Some records
----------

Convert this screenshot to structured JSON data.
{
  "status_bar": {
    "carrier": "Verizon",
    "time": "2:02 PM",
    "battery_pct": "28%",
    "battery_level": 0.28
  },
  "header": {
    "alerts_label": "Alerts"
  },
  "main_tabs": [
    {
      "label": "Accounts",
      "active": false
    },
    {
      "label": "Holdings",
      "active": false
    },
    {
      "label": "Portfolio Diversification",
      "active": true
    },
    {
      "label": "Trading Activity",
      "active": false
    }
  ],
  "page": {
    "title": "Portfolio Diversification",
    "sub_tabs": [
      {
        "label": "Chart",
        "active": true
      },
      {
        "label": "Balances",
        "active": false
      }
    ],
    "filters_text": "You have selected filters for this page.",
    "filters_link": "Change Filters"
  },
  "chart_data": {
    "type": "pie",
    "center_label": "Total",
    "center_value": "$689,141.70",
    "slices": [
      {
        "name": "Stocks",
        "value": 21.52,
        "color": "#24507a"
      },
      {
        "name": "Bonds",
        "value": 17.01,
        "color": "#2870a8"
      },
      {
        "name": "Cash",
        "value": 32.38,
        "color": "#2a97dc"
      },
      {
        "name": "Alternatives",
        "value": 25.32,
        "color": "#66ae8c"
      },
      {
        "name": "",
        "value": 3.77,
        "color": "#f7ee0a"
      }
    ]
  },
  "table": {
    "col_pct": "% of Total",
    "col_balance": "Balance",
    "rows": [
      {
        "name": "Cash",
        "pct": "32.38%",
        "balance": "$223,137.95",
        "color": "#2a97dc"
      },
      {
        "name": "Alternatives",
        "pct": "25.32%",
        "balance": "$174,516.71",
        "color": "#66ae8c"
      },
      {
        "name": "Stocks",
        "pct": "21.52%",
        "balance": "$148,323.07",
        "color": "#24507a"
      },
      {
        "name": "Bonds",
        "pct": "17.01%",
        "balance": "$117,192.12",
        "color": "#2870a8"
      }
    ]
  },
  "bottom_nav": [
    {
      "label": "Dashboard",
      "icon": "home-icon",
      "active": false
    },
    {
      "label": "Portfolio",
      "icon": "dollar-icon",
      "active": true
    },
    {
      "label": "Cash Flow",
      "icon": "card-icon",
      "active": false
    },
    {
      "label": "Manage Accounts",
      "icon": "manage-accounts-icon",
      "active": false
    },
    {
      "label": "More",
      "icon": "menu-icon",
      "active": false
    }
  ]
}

----------

● **The task**
Pull out each line of the entries that contains "Portfolio".

● **The reply**
      "label": "Portfolio Diversification",
    "title": "Portfolio Diversification",
      "label": "Portfolio",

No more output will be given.